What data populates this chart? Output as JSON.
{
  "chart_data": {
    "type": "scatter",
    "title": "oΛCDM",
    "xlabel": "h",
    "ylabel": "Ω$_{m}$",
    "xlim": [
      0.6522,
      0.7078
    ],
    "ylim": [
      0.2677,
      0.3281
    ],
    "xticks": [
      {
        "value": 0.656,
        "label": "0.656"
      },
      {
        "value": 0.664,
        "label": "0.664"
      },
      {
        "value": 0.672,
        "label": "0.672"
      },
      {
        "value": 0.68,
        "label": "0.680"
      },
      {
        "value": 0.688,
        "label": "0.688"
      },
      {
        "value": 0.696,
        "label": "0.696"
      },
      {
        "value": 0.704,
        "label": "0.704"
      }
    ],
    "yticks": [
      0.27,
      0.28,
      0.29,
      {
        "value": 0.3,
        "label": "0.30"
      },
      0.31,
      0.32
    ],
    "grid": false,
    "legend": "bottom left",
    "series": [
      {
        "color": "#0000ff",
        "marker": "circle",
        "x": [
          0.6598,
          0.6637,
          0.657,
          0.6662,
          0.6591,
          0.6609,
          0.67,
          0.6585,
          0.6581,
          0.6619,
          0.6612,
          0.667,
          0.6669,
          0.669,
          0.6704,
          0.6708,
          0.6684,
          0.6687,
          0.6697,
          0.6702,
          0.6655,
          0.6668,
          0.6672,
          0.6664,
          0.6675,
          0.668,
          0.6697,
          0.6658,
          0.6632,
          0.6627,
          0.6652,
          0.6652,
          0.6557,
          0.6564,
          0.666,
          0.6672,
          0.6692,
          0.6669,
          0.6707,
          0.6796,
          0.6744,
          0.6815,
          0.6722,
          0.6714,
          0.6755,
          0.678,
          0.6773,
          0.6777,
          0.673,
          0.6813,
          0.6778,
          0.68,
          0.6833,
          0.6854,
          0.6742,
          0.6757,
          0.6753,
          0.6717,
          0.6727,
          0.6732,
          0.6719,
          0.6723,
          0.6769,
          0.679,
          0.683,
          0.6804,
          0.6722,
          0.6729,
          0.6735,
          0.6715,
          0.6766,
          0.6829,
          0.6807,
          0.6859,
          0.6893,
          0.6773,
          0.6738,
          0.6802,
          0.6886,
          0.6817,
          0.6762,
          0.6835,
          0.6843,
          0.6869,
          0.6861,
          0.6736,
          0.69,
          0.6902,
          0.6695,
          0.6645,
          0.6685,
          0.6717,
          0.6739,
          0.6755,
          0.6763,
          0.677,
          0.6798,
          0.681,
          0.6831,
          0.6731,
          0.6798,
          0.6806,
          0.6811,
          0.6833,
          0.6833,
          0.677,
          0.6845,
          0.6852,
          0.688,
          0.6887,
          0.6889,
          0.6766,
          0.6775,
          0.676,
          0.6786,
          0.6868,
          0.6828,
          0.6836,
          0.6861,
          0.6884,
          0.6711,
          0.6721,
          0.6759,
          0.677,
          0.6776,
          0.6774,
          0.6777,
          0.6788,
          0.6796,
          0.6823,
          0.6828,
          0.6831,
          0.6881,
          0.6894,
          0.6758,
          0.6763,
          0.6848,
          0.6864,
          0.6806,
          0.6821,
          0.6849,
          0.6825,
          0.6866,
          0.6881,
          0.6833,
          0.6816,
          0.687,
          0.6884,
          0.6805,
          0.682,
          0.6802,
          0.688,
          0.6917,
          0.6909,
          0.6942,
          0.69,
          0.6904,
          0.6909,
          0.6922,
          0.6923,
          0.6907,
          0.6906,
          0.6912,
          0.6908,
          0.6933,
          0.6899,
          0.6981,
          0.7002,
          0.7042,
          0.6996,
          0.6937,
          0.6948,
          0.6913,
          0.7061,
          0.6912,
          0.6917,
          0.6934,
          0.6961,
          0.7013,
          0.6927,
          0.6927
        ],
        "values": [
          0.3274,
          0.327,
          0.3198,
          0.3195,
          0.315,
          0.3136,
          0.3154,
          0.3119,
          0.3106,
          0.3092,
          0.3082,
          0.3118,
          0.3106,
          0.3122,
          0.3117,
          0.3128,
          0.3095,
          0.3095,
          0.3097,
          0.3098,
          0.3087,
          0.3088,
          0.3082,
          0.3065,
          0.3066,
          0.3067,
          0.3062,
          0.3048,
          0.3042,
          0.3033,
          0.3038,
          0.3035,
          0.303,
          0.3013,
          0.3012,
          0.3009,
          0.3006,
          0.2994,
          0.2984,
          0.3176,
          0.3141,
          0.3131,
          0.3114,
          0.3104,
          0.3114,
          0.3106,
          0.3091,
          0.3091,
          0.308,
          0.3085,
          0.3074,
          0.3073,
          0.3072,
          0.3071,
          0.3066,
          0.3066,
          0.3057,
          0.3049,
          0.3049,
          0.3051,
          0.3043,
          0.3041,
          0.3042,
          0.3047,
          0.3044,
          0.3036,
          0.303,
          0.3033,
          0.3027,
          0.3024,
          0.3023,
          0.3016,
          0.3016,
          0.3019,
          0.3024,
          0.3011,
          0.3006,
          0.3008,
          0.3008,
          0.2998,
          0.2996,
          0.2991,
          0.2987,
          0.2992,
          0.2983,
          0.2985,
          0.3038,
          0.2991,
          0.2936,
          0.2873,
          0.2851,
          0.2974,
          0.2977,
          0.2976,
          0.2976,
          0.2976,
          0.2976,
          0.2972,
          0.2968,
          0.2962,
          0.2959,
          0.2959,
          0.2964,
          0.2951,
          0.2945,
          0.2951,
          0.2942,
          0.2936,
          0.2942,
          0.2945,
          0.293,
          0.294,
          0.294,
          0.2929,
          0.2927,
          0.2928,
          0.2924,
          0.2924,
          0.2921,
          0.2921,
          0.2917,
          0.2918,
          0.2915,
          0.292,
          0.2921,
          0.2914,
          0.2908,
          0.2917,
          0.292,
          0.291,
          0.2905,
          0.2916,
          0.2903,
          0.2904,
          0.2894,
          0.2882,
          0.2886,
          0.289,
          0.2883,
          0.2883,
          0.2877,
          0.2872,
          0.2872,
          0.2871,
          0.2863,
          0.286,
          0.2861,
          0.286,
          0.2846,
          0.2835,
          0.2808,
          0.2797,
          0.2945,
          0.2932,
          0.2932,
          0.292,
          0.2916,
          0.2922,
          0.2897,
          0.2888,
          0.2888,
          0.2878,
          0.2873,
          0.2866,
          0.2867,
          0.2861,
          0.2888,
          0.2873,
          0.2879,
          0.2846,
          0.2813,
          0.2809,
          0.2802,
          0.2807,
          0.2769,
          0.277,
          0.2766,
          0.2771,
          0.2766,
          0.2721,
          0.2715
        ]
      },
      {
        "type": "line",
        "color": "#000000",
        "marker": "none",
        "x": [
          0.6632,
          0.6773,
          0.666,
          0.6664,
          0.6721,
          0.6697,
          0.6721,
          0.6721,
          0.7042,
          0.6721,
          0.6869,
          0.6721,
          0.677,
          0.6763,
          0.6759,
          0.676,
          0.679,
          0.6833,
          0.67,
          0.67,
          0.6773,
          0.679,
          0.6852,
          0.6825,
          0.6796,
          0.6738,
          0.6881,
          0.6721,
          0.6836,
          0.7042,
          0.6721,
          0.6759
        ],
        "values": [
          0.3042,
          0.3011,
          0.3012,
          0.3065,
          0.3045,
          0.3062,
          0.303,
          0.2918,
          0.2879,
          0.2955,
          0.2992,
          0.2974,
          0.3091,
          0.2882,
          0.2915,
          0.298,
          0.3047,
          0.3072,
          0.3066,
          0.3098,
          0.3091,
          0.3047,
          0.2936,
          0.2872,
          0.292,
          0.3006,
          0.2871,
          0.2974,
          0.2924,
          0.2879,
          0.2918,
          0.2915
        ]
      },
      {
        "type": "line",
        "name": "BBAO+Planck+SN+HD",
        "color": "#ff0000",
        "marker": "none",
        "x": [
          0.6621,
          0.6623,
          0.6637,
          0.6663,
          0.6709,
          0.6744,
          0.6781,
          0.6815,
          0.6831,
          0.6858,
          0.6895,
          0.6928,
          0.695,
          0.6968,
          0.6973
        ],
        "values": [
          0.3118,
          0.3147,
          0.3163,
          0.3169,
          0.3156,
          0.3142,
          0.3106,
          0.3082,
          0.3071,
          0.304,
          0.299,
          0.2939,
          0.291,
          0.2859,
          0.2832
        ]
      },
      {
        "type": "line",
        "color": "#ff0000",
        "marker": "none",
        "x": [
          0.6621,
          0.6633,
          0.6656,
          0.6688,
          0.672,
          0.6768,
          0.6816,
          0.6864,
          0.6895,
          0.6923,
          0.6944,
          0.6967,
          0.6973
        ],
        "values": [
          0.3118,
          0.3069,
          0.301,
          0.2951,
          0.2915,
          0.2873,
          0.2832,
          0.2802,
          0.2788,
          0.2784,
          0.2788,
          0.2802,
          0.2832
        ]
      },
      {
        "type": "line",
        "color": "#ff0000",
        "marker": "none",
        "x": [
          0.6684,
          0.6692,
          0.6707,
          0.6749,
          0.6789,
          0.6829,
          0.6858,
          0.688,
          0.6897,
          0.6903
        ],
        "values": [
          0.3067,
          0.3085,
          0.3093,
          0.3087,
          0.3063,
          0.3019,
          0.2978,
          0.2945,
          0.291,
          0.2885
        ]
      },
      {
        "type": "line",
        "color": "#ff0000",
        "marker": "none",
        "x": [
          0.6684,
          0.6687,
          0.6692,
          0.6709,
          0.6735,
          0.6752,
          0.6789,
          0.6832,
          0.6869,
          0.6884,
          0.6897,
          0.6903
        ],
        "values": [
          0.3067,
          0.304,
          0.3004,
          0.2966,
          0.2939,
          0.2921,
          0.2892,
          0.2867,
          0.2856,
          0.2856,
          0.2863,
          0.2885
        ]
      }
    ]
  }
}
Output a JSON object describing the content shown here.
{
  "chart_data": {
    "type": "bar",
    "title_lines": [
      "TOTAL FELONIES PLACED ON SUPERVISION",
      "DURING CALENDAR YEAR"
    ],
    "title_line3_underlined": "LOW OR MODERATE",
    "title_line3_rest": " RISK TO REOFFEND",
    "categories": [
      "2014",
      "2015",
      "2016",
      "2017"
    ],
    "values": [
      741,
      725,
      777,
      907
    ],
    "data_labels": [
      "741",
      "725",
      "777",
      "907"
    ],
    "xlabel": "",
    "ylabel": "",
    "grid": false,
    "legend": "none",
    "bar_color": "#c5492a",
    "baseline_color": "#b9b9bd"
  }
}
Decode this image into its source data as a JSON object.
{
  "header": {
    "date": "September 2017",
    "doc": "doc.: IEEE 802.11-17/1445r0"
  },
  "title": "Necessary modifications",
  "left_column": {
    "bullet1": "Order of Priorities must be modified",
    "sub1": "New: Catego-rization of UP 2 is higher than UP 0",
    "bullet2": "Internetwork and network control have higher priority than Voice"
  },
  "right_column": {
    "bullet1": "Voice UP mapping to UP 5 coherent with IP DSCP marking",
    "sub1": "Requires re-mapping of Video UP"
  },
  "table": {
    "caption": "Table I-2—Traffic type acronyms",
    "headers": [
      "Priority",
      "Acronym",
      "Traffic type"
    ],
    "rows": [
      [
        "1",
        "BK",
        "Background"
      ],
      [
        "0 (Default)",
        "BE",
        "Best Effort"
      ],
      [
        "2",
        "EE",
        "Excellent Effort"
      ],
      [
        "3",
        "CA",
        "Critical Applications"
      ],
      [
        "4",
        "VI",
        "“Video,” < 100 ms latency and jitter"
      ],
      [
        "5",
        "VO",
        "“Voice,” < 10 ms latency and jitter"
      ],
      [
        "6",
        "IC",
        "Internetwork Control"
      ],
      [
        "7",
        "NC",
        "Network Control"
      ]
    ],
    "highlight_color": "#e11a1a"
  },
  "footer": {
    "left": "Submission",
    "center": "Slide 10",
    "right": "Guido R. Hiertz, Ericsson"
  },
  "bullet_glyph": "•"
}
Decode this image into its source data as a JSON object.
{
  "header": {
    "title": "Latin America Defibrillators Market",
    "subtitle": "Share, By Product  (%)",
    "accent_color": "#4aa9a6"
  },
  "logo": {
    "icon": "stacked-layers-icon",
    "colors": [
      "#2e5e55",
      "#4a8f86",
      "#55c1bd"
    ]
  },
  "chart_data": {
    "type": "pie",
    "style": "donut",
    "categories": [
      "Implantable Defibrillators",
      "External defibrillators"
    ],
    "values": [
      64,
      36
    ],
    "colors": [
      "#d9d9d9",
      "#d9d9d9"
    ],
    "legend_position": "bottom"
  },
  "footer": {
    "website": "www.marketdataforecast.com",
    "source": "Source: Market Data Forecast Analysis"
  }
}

**STATED EXERCISE:**
Identify every line where the string "bottom" appears.

**THE REPLY:**
    "legend": "bottom left",
    "legend_position": "bottom"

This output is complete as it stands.